Fig. 3. Implantation des facultés ès arts (Saint-Clément et Oratoire) et de théologie (Oratoire) au XVIIe siècle d’après le plan Cacault (extrait). La faculté es arts est indiquée par deux cercles, celle de théologie par un carré.
Fig. 3. Implantation des facultés ès arts (Saint-Clément et Oratoire) et de théologie (Oratoire) au XVIIe siècle d’après le plan Cacault (extrait). La faculté es arts est indiquée par deux cercles, celle de théologie par un carré.

Quelques années plus tard, « l’offensive » de ces derniers se poursuit puisqu’ils intègrent également la faculté de théologie. En 1654, en effet ils obtiennent que les cours de la faculté de théologie soient ouverts dans le collège de l’Oratoire. Si cette situation permet, dans un premier temps, de conserver une faculté de théologie active à Nantes, les choses se complexifient lorsque les prêtres de l’Oratoire participent fortement à la diffusion de jansénisme pendant la seconde moitié du XVIIe siècle et dans les premières années du siècle de Lumières5. De plus, peu à peu, l’Oratoire se substitue à l’Université, ce qui montre une perte incontestable du pouvoir de cette dernière.

Une formation en théologie et dans les humanités, est bien dispensée, à l’extérieur des limites de la ville, non loin de la cathédrale, dans un même bâtiment, le collège Saint-Clément. De cet établissement, il ne reste aujourd’hui que la chapelle bâtie de 1651-1665 par Jacques Malherbe puis Gilles Corbineau6, mais nous disposons de quelques documents graphiques et pièces archivistiques lesquelles permettent de connaître le plan du collège et la disposition des pièces (fig. 4). Les salles de cours étaient réparties sur trois ailes (la 4e n’a jamais été construite) autour d’une cour de 150 pieds de longueur sur 100 pieds de largeur. Selon la description donnée en 1669, lors de l’enquête effectuée dans toutes les universités de France, il apparaît que se succèdent les salles de « théologie, physique, logique, rhétorique », des enseignements spécifiques aux facultés ès arts et de théologie7. Le bâtiment d’enseignement, entretenu par la ville est séparé des édifices conventuels par une cour et une ruelle. On peut remarquer que le collège n’est pas placé directement sur la rue puisque deux bâtiments – corps de garde et un octroi en 1792 – ferment l’accès sur la place. Mais une porte monumentale permet d’accéder à une avant-cour, devant le collège (fig. 5).

→ **Données fournies**:

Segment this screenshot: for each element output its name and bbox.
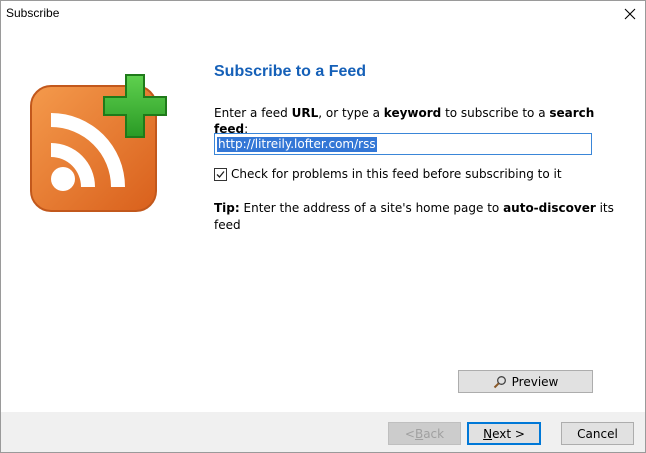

→ **Tâches à réaliser**:
• 1. D'après l'extrait sur les facultés nantaises, quelles étaient les dimensions de la cour autour de laquelle se répartissaient les salles de cours du collège Saint-Clément ?
• 2. Poursuivez l'extrait sur les facultés nantaises à partir de sa dernière phrase.

→ **Résultats par tâche**:
• 1. La cour mesurait 150 pieds de longueur sur 100 pieds de largeur.

• 2.
Si les facultés ès arts et de théologie se situent dans un même édifice, elles ne relèvent plus qu’indirectement de l’Université puisque l’enseignement est dispensé par les seuls Oratoriens. Il est vrai qu’à partir du XVIIe siècle, partout en Europe, « les bénéfices attendus d’une présence universitaire font moins rêver les édiles en raison […] du moindre dynamisme du XVIIe siècle8 ». De plus, à Nantes, rien ne permet de souligner architecturalement leur présence. Qu’en est-il pour les deux autres facultés celles de médecine et de droit ?

Fig. 4. Plans des trois maisons de la Visitation, du collège Saint-Clément et de l’Oratoire, par Praud, [sd] (AMN, 1 Fi 121).
Fig. 4. Plans des trois maisons de la Visitation, du collège Saint-Clément et de l’Oratoire, par Praud, [sd] (AMN, 1 Fi 121).
Fig. 5. Porte d’accès au collège, 1792 (AMN, 1 Fi 122).
Fig. 5. Porte d’accès au collège, 1792 (AMN, 1 Fi 122).

Entre ville close et faubourg

Au XVIIe siècle, les enseignements théoriques de droit et de médecine sont toujours dispensés dans des locaux petits au cœur de la ville. Les étudiants ne peuvent donc être en nombre dans ces espaces. Or, la situation de ces facultés évolue considérablement puisque Louis XIV entreprend de réformer considérablement les études de droit (1679) et celles de médecine (1707). Pour lui, ces deux domaines doivent relever des services publics de l’État. Il n’est donc pas étonnant que ces enseignements soient uniformisés, réglementés et contrôlés dans le but de satisfaire les besoins de l’État. Pour le souverain, il s’agit d’une part de former des hommes qui sont appelés à construire le royaume ou à rendre la justice du roi (faculté de droit) et, d’autre part, à éduquer les médecins, voire les chirurgiens et apothicaires pour entretenir une population nombreuse, expression de la richesse du royaume. L’enseignement et les lieux d’enseignement doivent donc être repensés.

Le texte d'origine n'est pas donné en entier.